• **Exercise brief**: Retype the rows below without any change, beginning at the line that contains "84, 1191, 752]" and stopping after the last of the rows.

• **Entries supplied**:
· · ·

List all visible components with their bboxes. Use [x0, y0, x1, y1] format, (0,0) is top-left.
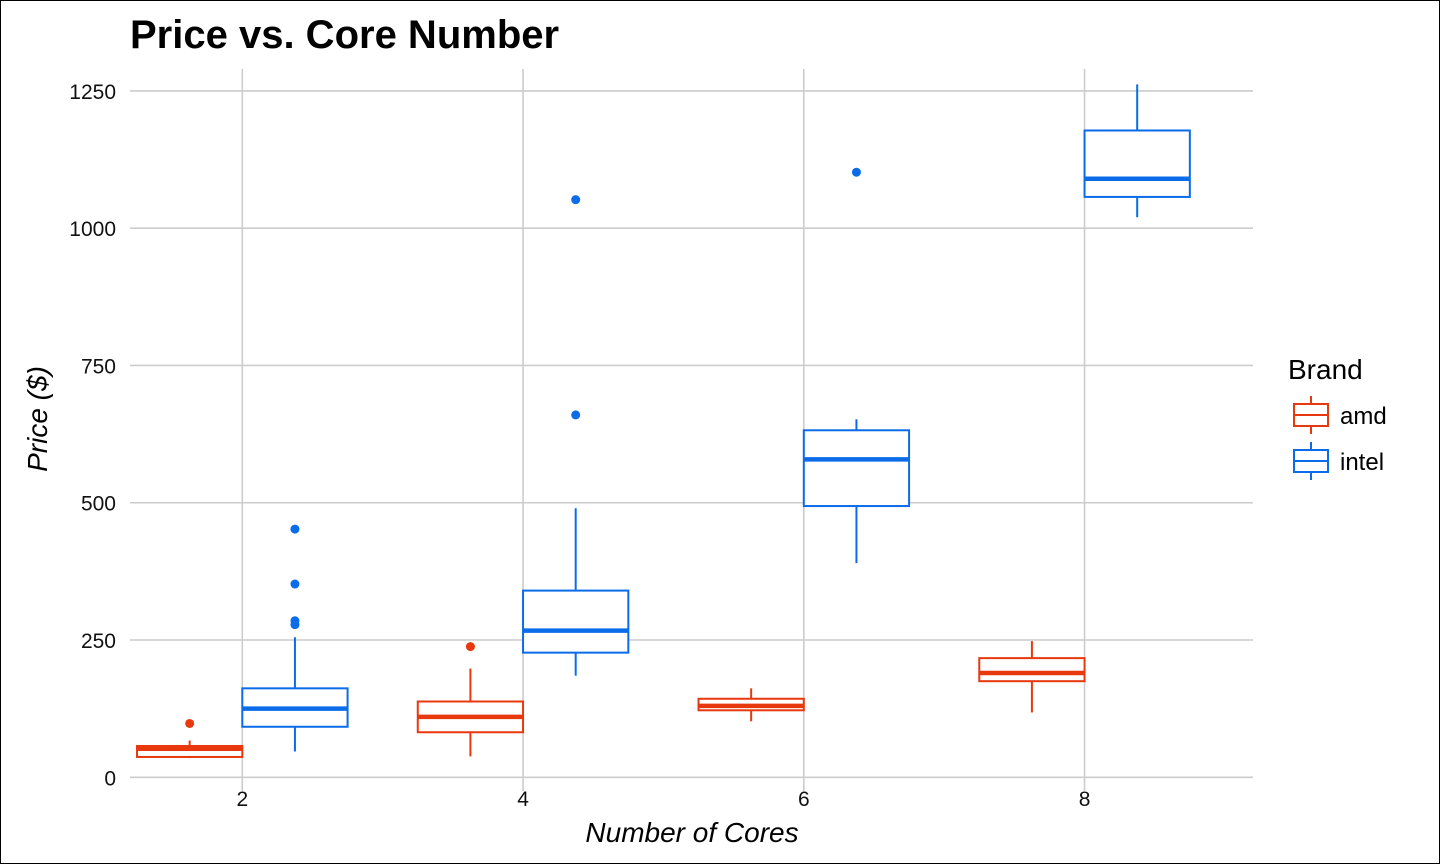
series-intel	[241, 84, 1191, 752]
outlier-point-intel-2-2	[290, 579, 300, 589]
box-amd-2	[136, 718, 244, 759]
legend-item-intel: intel	[1293, 442, 1384, 480]
outlier-point-intel-2-1	[290, 616, 300, 626]
iqr-box-intel-6	[802, 429, 911, 508]
outlier-point-intel-6-0	[851, 167, 861, 177]
legend-label-amd: amd	[1340, 403, 1387, 430]
outlier-point-intel-4-1	[571, 195, 581, 205]
y-tick-label-250: 250	[81, 630, 116, 653]
legend-label-intel: intel	[1340, 449, 1384, 476]
box-amd-6	[697, 688, 805, 722]
x-tick-label-2: 2	[236, 788, 248, 811]
series-amd	[136, 641, 1086, 759]
x-tick-label-4: 4	[517, 788, 529, 811]
legend: Brand amd intel	[1288, 354, 1387, 480]
y-tick-label-750: 750	[81, 355, 116, 378]
outlier-point-amd-2-0	[185, 718, 195, 728]
outlier-point-intel-2-3	[290, 524, 300, 534]
iqr-box-amd-2	[136, 744, 244, 758]
box-intel-2	[241, 524, 349, 752]
x-axis-label: Number of Cores	[585, 817, 798, 848]
x-tick-label-6: 6	[798, 788, 810, 811]
legend-item-amd: amd	[1293, 396, 1387, 434]
legend-title: Brand	[1288, 354, 1363, 385]
x-tick-label-8: 8	[1079, 788, 1091, 811]
box-intel-4	[522, 195, 630, 676]
y-tick-label-500: 500	[81, 493, 116, 516]
iqr-box-amd-8	[978, 657, 1086, 683]
iqr-box-intel-8	[1083, 129, 1191, 198]
chart-title: Price vs. Core Number	[130, 13, 559, 57]
box-intel-8	[1083, 84, 1191, 218]
y-tick-label-0: 0	[104, 767, 116, 790]
y-axis-label: Price ($)	[22, 366, 53, 472]
y-tick-label-1000: 1000	[69, 218, 116, 241]
y-tick-label-1250: 1250	[69, 81, 116, 104]
box-series	[136, 84, 1191, 759]
box-intel-6	[802, 167, 911, 564]
legend-items: amd intel	[1293, 396, 1387, 480]
axis-ticks: 0 250 500 750 1000 1250 2 4 6 8	[69, 81, 1090, 811]
box-amd-4	[416, 642, 525, 757]
outlier-point-intel-4-0	[571, 410, 581, 420]
box-amd-8	[978, 641, 1086, 713]
outlier-point-amd-4-0	[465, 642, 475, 652]
iqr-box-intel-4	[522, 589, 630, 654]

· · ·

• **Solution**:
series-intel	[241, 84, 1191, 752]
outlier-point-intel-2-2	[290, 579, 300, 589]
box-amd-2	[136, 718, 244, 759]
legend-item-intel: intel	[1293, 442, 1384, 480]
outlier-point-intel-2-1	[290, 616, 300, 626]
iqr-box-intel-6	[802, 429, 911, 508]
outlier-point-intel-6-0	[851, 167, 861, 177]
legend-label-amd: amd	[1340, 403, 1387, 430]
outlier-point-intel-4-1	[571, 195, 581, 205]
y-tick-label-250: 250	[81, 630, 116, 653]
legend-label-intel: intel	[1340, 449, 1384, 476]
box-amd-6	[697, 688, 805, 722]
x-tick-label-2: 2	[236, 788, 248, 811]
series-amd	[136, 641, 1086, 759]
x-tick-label-4: 4	[517, 788, 529, 811]
legend: Brand amd intel	[1288, 354, 1387, 480]
y-tick-label-750: 750	[81, 355, 116, 378]
outlier-point-amd-2-0	[185, 718, 195, 728]
outlier-point-intel-2-3	[290, 524, 300, 534]
iqr-box-amd-2	[136, 744, 244, 758]
box-intel-2	[241, 524, 349, 752]
x-axis-label: Number of Cores	[585, 817, 798, 848]
x-tick-label-6: 6	[798, 788, 810, 811]
legend-item-amd: amd	[1293, 396, 1387, 434]
legend-title: Brand	[1288, 354, 1363, 385]
x-tick-label-8: 8	[1079, 788, 1091, 811]
box-intel-4	[522, 195, 630, 676]
y-tick-label-500: 500	[81, 493, 116, 516]
iqr-box-amd-8	[978, 657, 1086, 683]
iqr-box-intel-8	[1083, 129, 1191, 198]
chart-title: Price vs. Core Number	[130, 13, 559, 57]
box-intel-8	[1083, 84, 1191, 218]
y-tick-label-0: 0	[104, 767, 116, 790]
y-axis-label: Price ($)	[22, 366, 53, 472]
y-tick-label-1000: 1000	[69, 218, 116, 241]
y-tick-label-1250: 1250	[69, 81, 116, 104]
box-series	[136, 84, 1191, 759]
box-intel-6	[802, 167, 911, 564]
legend-items: amd intel	[1293, 396, 1387, 480]
axis-ticks: 0 250 500 750 1000 1250 2 4 6 8	[69, 81, 1090, 811]
box-amd-4	[416, 642, 525, 757]
outlier-point-intel-4-0	[571, 410, 581, 420]
box-amd-8	[978, 641, 1086, 713]
outlier-point-amd-4-0	[465, 642, 475, 652]
iqr-box-intel-4	[522, 589, 630, 654]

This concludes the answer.